═════ FRAGMENTO MOSTRADO

El 2026 ha comenzado en Ucrania de la misma manera que ha terminado el 2025, con una nueva oleada de ataques con drones y misiles y con víctimas civiles tanto en territorio ucraniano como ruso. Durante la noche y la madrugada de Fin de Año, cuando buena parte del mundo ha celebrado la llegada del nuevo año, la guerra no se ha detenido y el frente se ha mantenido activo con bombardeos cruzados, explosiones y alertas aéreas en diversas regiones. Los ataques han afectado infraestructuras energéticas y zonas habitadas y han dejado muertos y heridos, mientras los dos bandos se han acusado mutuamente de intensificar la ofensiva en pleno cambio de año y han reivindicado su propia versión de los hechos sobre el origen y el alcance de las operaciones.

══════════

TAREAS POR REALIZAR →
**a)** Devuelve el pasaje del texto sobre la guerra en Ucrania que empieza en "El 2026 ha comenzado" y termina en "de las operaciones.".
**b)** Indica si cada afirmación coincide con el texto sobre la guerra en Ucrania, con un sí o un no y las palabras del texto que lo deciden: (i) las víctimas civiles se produjeron solo en territorio ucraniano; (ii) los ataques afectaron infraestructuras energéticas; (iii) los dos bandos coincidieron en su versión sobre el origen de las operaciones.
**c)** Prolonga el texto sobre la guerra en Ucrania a partir de su última oración.

═════ DATOS DE ORIGEN

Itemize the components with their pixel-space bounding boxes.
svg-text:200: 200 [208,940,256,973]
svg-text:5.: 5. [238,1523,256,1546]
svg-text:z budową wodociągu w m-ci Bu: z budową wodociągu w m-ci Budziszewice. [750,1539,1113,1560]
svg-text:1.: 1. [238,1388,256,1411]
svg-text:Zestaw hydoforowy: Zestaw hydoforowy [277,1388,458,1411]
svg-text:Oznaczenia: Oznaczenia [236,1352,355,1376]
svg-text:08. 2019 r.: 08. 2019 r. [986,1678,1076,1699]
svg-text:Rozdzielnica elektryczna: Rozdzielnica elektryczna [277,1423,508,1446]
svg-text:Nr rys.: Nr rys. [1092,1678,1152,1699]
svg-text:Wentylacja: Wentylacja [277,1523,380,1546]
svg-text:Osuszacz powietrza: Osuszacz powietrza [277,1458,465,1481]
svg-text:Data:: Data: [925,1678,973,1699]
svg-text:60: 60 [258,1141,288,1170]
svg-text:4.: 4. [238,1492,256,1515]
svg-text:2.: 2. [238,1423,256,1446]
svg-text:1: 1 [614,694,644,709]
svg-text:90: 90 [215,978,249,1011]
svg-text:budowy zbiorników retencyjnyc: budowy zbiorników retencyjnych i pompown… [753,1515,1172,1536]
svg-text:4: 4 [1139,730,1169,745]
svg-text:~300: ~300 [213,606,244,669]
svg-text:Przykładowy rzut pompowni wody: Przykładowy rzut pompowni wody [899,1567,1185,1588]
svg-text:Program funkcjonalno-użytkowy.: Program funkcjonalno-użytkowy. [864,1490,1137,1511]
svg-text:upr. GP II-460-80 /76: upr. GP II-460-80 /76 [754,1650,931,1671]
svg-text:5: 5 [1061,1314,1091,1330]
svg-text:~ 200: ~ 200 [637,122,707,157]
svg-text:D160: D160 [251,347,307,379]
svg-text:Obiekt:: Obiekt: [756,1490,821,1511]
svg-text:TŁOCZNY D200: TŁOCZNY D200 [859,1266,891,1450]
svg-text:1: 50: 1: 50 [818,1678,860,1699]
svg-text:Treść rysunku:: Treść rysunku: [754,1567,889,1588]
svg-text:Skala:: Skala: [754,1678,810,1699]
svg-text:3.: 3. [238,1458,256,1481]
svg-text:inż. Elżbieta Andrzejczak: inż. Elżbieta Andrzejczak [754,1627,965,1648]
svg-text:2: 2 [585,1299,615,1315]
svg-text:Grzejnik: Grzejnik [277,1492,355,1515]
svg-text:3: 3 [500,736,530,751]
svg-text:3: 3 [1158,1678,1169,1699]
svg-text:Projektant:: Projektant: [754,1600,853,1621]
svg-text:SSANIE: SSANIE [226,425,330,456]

══════════

RESULTADOS DEL EJERCICIO →
**a)**
El 2026 ha comenzado en Ucrania de la misma manera que ha terminado el 2025, con una nueva oleada de ataques con drones y misiles y con víctimas civiles tanto en territorio ucraniano como ruso. Durante la noche y la madrugada de Fin de Año, cuando buena parte del mundo ha celebrado la llegada del nuevo año, la guerra no se ha detenido y el frente se ha mantenido activo con bombardeos cruzados, explosiones y alertas aéreas en diversas regiones. Los ataques han afectado infraestructuras energéticas y zonas habitadas y han dejado muertos y heridos, mientras los dos bandos se han acusado mutuamente de intensificar la ofensiva en pleno cambio de año y han reivindicado su propia versión de los hechos sobre el origen y el alcance de las operaciones.

**b)**
(i) No: "con víctimas civiles tanto en territorio ucraniano como ruso".
(ii) Sí: "Los ataques han afectado infraestructuras energéticas y zonas habitadas".
(iii) No: "han reivindicado su propia versión de los hechos sobre el origen y el alcance de las operaciones".

**c)**
Las autoridades de la región ucraniana de Jersón, ocupada parcialmente por Rusia, han denunciado la muerte de 24 personas en un ataque con drones ucranianos contra un hotel situado cerca del mar Negro. El gobernador regional prorruso, Vladímir Saldo, ha añadido a través de Telegram que, según los datos preliminares, más de 50 personas han resultado heridas y ha señalado que las cifras aún se están aclarando. Según el relato afín al Kremlin, muchos de los afectados han muerto quemados vivos y entre las víctimas hay un menor. Saldo ha afirmado que los drones transportaban material incendiario que, a su parecer, ya se había utilizado antes para quemar campos de cultivo en la zona ocupada por Moscú, y ha acusado a Ucrania de actuar de manera contradictoria con la paz que, dice, Volodímir Zelenski “afirma buscar”, en referencia también a las acusaciones rusas sobre un supuesto ataque con drones contra la residencia de Putin el fin de semana anterior.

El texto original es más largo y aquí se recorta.